** START OF Data shown **

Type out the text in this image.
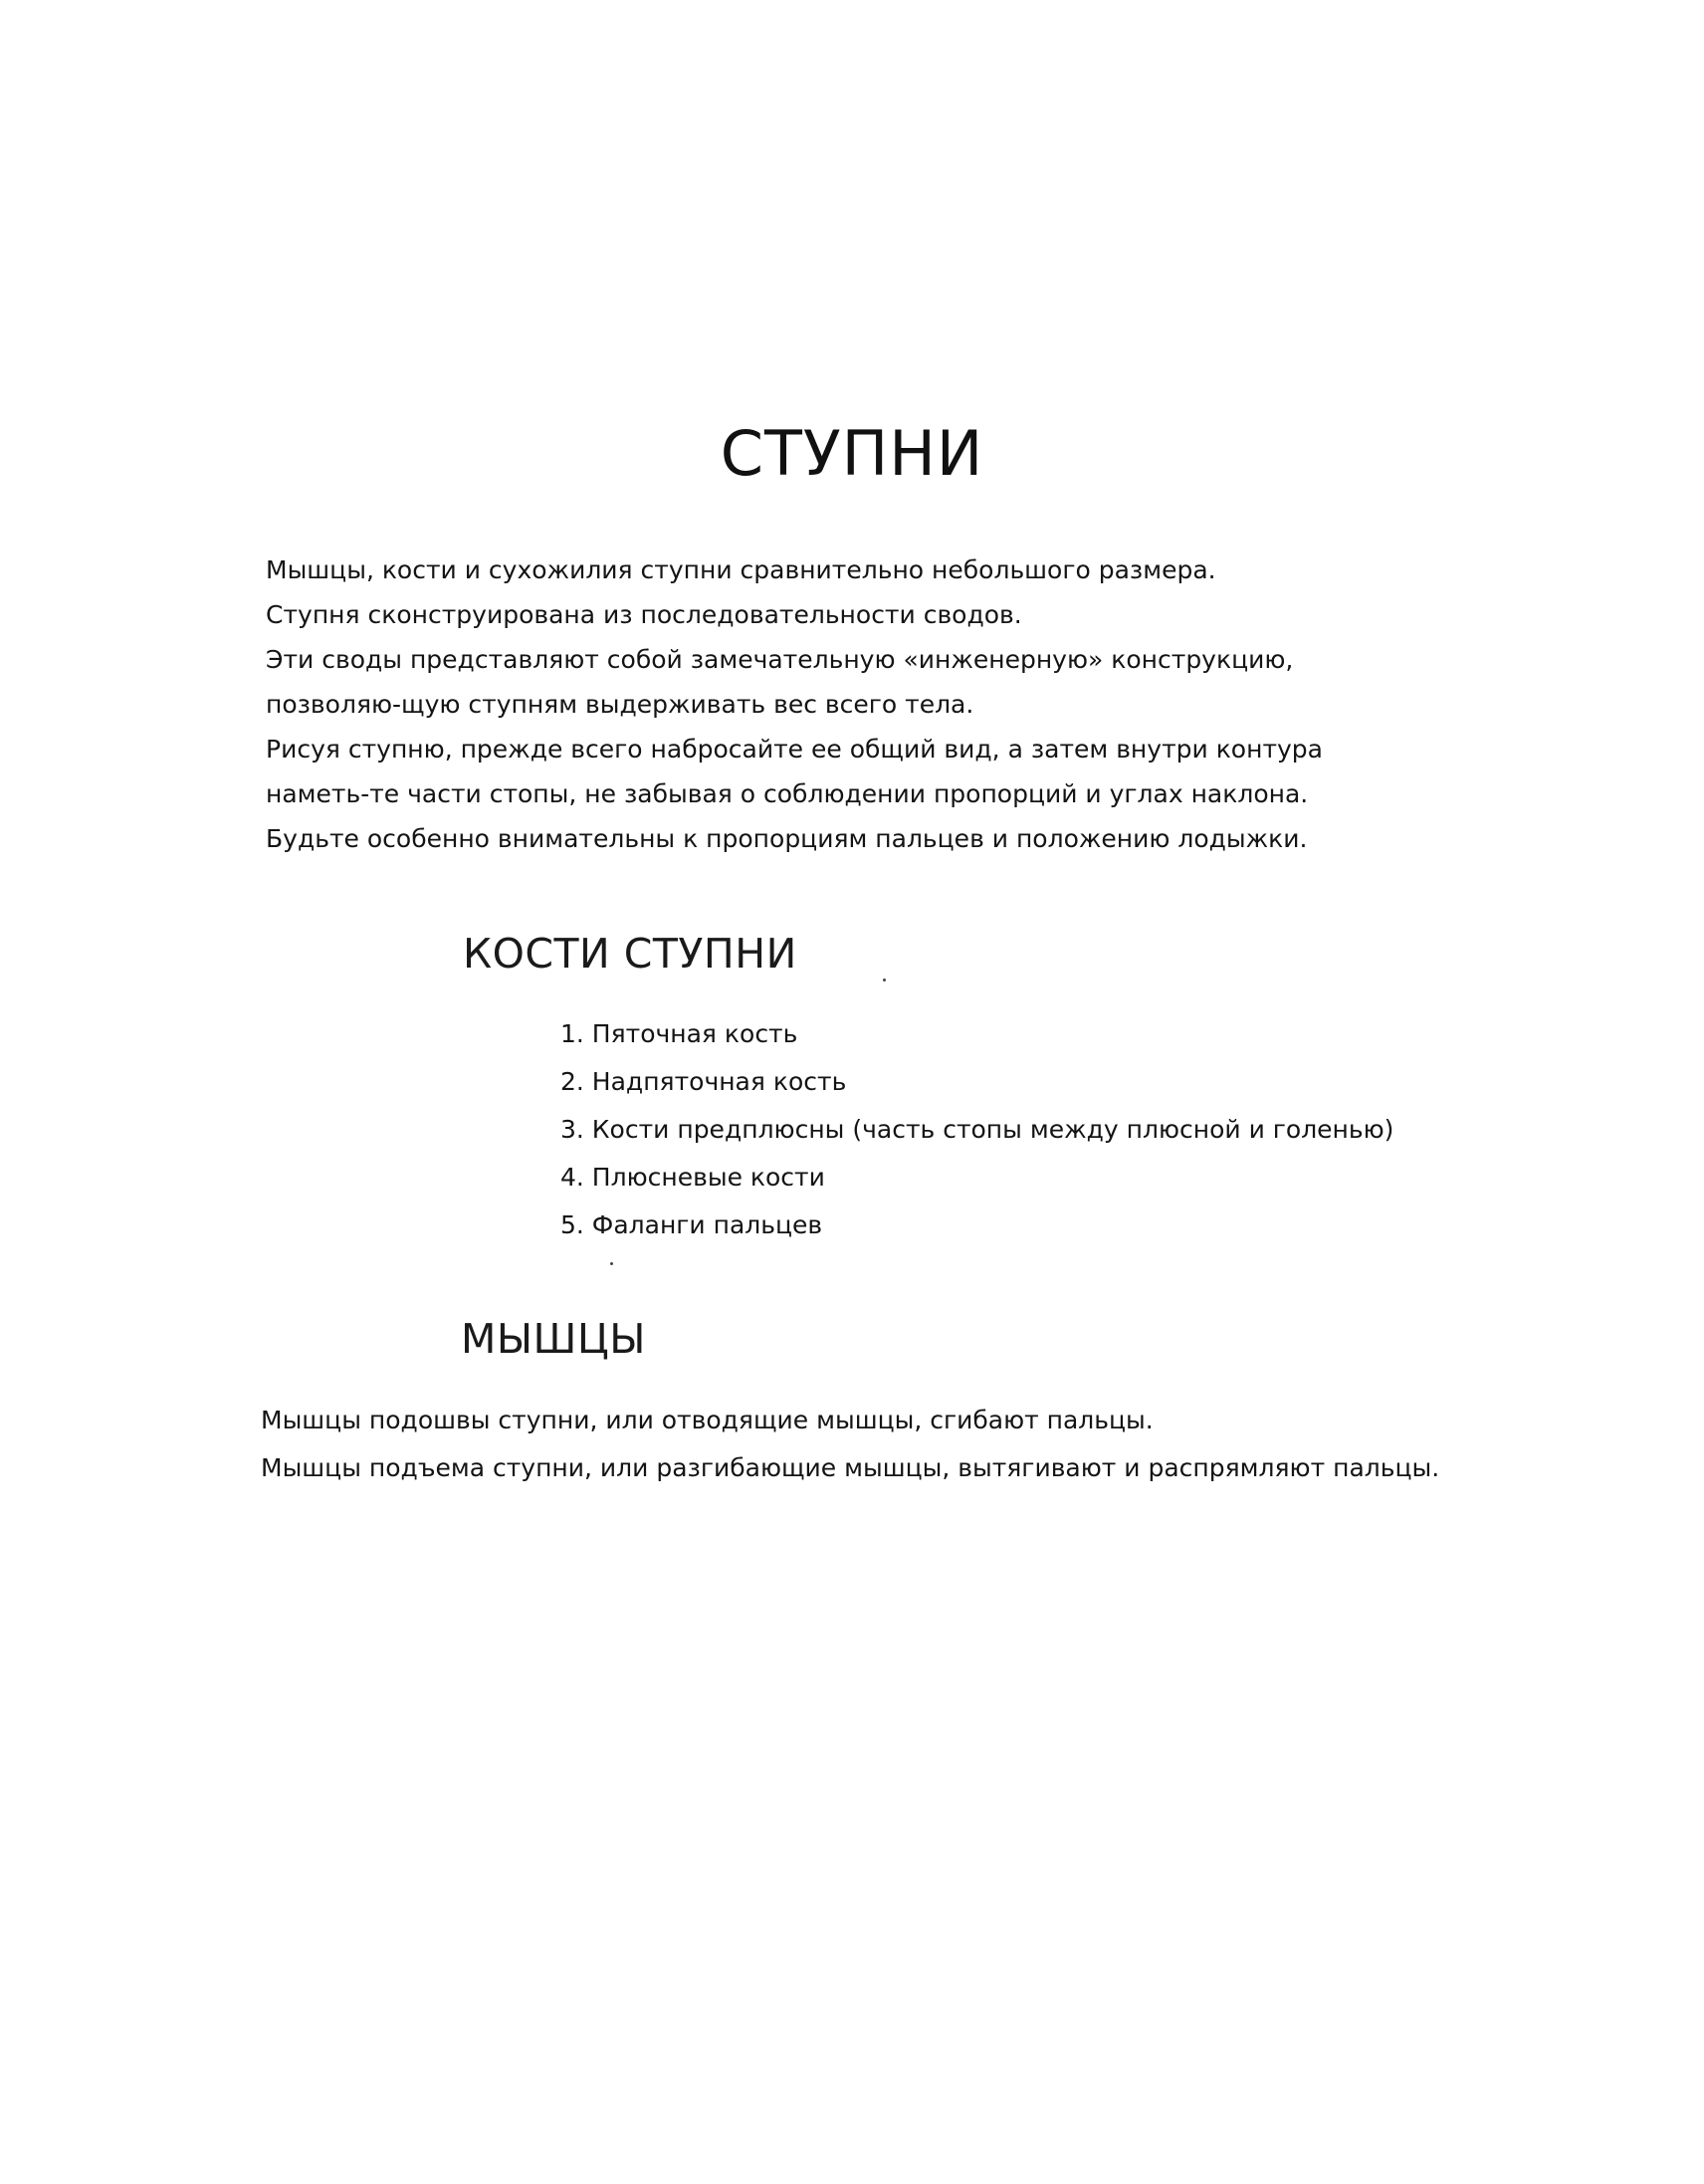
СТУПНИ

Мышцы, кости и сухожилия ступни сравнительно небольшого размера.

Ступня сконструирована из последовательности сводов.

Эти своды представляют собой замечательную «инженерную» конструкцию, позволяю-щую ступням выдерживать вес всего тела.

Рисуя ступню, прежде всего набросайте ее общий вид, а затем внутри контура наметь-те части стопы, не забывая о соблюдении пропорций и углах наклона.

Будьте особенно внимательны к пропорциям пальцев и положению лодыжки.

КОСТИ СТУПНИ
1. Пяточная кость
2. Надпяточная кость
3. Кости предплюсны (часть стопы между плюсной и голенью)
4. Плюсневые кости
5. Фаланги пальцев
МЫШЦЫ

Мышцы подошвы ступни, или отводящие мышцы, сгибают пальцы.

Мышцы подъема ступни, или разгибающие мышцы, вытягивают и распрямляют пальцы.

** END OF Data shown **

• [Aim] Lines holding the word "пальцы" in the entries above are the ones to pull out. Copy them all.

• [Output for this exercise]
Мышцы подошвы ступни, или отводящие мышцы, сгибают пальцы.
Мышцы подъема ступни, или разгибающие мышцы, вытягивают и распрямляют пальцы.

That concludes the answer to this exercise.